● **Dataset records**
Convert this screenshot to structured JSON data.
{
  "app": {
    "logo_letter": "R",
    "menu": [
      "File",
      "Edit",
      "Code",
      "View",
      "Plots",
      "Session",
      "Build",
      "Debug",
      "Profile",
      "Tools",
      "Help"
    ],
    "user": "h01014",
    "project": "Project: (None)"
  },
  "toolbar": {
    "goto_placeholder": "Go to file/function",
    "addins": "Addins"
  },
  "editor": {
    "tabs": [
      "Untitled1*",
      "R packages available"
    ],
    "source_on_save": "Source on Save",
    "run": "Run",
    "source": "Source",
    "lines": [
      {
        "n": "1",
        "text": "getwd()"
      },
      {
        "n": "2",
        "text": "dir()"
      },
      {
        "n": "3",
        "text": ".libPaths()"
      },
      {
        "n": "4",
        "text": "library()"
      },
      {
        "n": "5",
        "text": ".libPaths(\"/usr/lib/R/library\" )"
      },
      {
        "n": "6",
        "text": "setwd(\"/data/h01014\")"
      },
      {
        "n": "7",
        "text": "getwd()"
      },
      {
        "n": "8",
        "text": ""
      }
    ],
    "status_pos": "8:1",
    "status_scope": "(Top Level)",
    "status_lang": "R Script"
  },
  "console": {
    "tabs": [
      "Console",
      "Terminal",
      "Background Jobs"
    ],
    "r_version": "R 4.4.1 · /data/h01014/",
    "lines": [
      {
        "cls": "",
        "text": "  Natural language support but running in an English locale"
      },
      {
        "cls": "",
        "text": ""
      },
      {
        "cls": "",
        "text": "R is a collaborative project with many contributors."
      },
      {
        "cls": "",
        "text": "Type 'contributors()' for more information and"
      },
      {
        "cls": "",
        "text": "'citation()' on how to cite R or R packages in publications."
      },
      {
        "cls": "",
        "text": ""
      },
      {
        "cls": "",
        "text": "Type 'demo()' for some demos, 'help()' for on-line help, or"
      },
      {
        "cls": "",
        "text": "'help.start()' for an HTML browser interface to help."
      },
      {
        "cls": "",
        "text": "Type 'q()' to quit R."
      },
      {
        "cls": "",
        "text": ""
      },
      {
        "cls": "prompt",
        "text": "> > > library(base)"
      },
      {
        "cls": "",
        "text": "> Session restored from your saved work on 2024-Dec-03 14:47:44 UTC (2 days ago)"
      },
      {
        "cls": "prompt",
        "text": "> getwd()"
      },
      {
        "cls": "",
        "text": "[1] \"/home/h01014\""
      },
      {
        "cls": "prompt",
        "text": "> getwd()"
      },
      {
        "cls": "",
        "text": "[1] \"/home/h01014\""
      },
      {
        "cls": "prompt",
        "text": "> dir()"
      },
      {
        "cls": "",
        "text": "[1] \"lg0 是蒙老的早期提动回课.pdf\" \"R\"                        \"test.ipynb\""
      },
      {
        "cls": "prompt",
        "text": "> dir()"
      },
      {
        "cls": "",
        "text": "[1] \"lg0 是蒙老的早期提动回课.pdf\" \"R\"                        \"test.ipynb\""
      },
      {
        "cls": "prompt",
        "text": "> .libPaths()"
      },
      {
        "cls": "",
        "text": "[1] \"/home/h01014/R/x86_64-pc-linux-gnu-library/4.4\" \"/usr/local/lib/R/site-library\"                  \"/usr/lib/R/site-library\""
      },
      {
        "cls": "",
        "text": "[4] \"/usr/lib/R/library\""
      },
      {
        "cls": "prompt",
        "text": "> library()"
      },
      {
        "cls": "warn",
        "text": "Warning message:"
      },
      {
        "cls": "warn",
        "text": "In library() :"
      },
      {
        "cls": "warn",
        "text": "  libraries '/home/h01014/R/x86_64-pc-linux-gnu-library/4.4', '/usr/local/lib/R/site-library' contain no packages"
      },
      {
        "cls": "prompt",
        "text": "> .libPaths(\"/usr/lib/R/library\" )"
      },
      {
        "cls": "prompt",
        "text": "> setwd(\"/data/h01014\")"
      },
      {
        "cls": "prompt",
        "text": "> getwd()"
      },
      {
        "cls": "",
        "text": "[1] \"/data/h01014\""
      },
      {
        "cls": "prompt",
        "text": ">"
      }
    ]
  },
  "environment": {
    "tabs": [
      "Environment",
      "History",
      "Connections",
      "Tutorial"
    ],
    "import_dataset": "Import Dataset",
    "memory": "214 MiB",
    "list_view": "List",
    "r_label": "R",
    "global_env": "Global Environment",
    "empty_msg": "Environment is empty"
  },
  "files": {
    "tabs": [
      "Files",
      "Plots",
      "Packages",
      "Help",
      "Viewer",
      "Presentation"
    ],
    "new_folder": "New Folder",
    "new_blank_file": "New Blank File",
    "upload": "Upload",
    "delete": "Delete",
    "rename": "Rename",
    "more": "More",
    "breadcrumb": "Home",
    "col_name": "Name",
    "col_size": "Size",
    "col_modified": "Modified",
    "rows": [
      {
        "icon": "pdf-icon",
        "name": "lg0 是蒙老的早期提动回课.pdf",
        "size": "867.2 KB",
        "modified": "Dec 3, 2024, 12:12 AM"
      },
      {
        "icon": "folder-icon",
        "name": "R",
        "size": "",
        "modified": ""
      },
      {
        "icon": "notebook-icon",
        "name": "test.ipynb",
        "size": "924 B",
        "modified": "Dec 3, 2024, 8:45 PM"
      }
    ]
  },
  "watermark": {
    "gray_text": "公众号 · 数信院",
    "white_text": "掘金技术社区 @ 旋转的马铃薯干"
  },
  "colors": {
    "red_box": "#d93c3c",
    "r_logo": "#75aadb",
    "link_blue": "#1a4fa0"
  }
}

● **What to produce**
Faithfully copy every entry, leaving nothing out.

● **Result of this exercise**
Convert this screenshot to structured JSON data.
{
  "app": {
    "logo_letter": "R",
    "menu": [
      "File",
      "Edit",
      "Code",
      "View",
      "Plots",
      "Session",
      "Build",
      "Debug",
      "Profile",
      "Tools",
      "Help"
    ],
    "user": "h01014",
    "project": "Project: (None)"
  },
  "toolbar": {
    "goto_placeholder": "Go to file/function",
    "addins": "Addins"
  },
  "editor": {
    "tabs": [
      "Untitled1*",
      "R packages available"
    ],
    "source_on_save": "Source on Save",
    "run": "Run",
    "source": "Source",
    "lines": [
      {
        "n": "1",
        "text": "getwd()"
      },
      {
        "n": "2",
        "text": "dir()"
      },
      {
        "n": "3",
        "text": ".libPaths()"
      },
      {
        "n": "4",
        "text": "library()"
      },
      {
        "n": "5",
        "text": ".libPaths(\"/usr/lib/R/library\" )"
      },
      {
        "n": "6",
        "text": "setwd(\"/data/h01014\")"
      },
      {
        "n": "7",
        "text": "getwd()"
      },
      {
        "n": "8",
        "text": ""
      }
    ],
    "status_pos": "8:1",
    "status_scope": "(Top Level)",
    "status_lang": "R Script"
  },
  "console": {
    "tabs": [
      "Console",
      "Terminal",
      "Background Jobs"
    ],
    "r_version": "R 4.4.1 · /data/h01014/",
    "lines": [
      {
        "cls": "",
        "text": "  Natural language support but running in an English locale"
      },
      {
        "cls": "",
        "text": ""
      },
      {
        "cls": "",
        "text": "R is a collaborative project with many contributors."
      },
      {
        "cls": "",
        "text": "Type 'contributors()' for more information and"
      },
      {
        "cls": "",
        "text": "'citation()' on how to cite R or R packages in publications."
      },
      {
        "cls": "",
        "text": ""
      },
      {
        "cls": "",
        "text": "Type 'demo()' for some demos, 'help()' for on-line help, or"
      },
      {
        "cls": "",
        "text": "'help.start()' for an HTML browser interface to help."
      },
      {
        "cls": "",
        "text": "Type 'q()' to quit R."
      },
      {
        "cls": "",
        "text": ""
      },
      {
        "cls": "prompt",
        "text": "> > > library(base)"
      },
      {
        "cls": "",
        "text": "> Session restored from your saved work on 2024-Dec-03 14:47:44 UTC (2 days ago)"
      },
      {
        "cls": "prompt",
        "text": "> getwd()"
      },
      {
        "cls": "",
        "text": "[1] \"/home/h01014\""
      },
      {
        "cls": "prompt",
        "text": "> getwd()"
      },
      {
        "cls": "",
        "text": "[1] \"/home/h01014\""
      },
      {
        "cls": "prompt",
        "text": "> dir()"
      },
      {
        "cls": "",
        "text": "[1] \"lg0 是蒙老的早期提动回课.pdf\" \"R\"                        \"test.ipynb\""
      },
      {
        "cls": "prompt",
        "text": "> dir()"
      },
      {
        "cls": "",
        "text": "[1] \"lg0 是蒙老的早期提动回课.pdf\" \"R\"                        \"test.ipynb\""
      },
      {
        "cls": "prompt",
        "text": "> .libPaths()"
      },
      {
        "cls": "",
        "text": "[1] \"/home/h01014/R/x86_64-pc-linux-gnu-library/4.4\" \"/usr/local/lib/R/site-library\"                  \"/usr/lib/R/site-library\""
      },
      {
        "cls": "",
        "text": "[4] \"/usr/lib/R/library\""
      },
      {
        "cls": "prompt",
        "text": "> library()"
      },
      {
        "cls": "warn",
        "text": "Warning message:"
      },
      {
        "cls": "warn",
        "text": "In library() :"
      },
      {
        "cls": "warn",
        "text": "  libraries '/home/h01014/R/x86_64-pc-linux-gnu-library/4.4', '/usr/local/lib/R/site-library' contain no packages"
      },
      {
        "cls": "prompt",
        "text": "> .libPaths(\"/usr/lib/R/library\" )"
      },
      {
        "cls": "prompt",
        "text": "> setwd(\"/data/h01014\")"
      },
      {
        "cls": "prompt",
        "text": "> getwd()"
      },
      {
        "cls": "",
        "text": "[1] \"/data/h01014\""
      },
      {
        "cls": "prompt",
        "text": ">"
      }
    ]
  },
  "environment": {
    "tabs": [
      "Environment",
      "History",
      "Connections",
      "Tutorial"
    ],
    "import_dataset": "Import Dataset",
    "memory": "214 MiB",
    "list_view": "List",
    "r_label": "R",
    "global_env": "Global Environment",
    "empty_msg": "Environment is empty"
  },
  "files": {
    "tabs": [
      "Files",
      "Plots",
      "Packages",
      "Help",
      "Viewer",
      "Presentation"
    ],
    "new_folder": "New Folder",
    "new_blank_file": "New Blank File",
    "upload": "Upload",
    "delete": "Delete",
    "rename": "Rename",
    "more": "More",
    "breadcrumb": "Home",
    "col_name": "Name",
    "col_size": "Size",
    "col_modified": "Modified",
    "rows": [
      {
        "icon": "pdf-icon",
        "name": "lg0 是蒙老的早期提动回课.pdf",
        "size": "867.2 KB",
        "modified": "Dec 3, 2024, 12:12 AM"
      },
      {
        "icon": "folder-icon",
        "name": "R",
        "size": "",
        "modified": ""
      },
      {
        "icon": "notebook-icon",
        "name": "test.ipynb",
        "size": "924 B",
        "modified": "Dec 3, 2024, 8:45 PM"
      }
    ]
  },
  "watermark": {
    "gray_text": "公众号 · 数信院",
    "white_text": "掘金技术社区 @ 旋转的马铃薯干"
  },
  "colors": {
    "red_box": "#d93c3c",
    "r_logo": "#75aadb",
    "link_blue": "#1a4fa0"
  }
}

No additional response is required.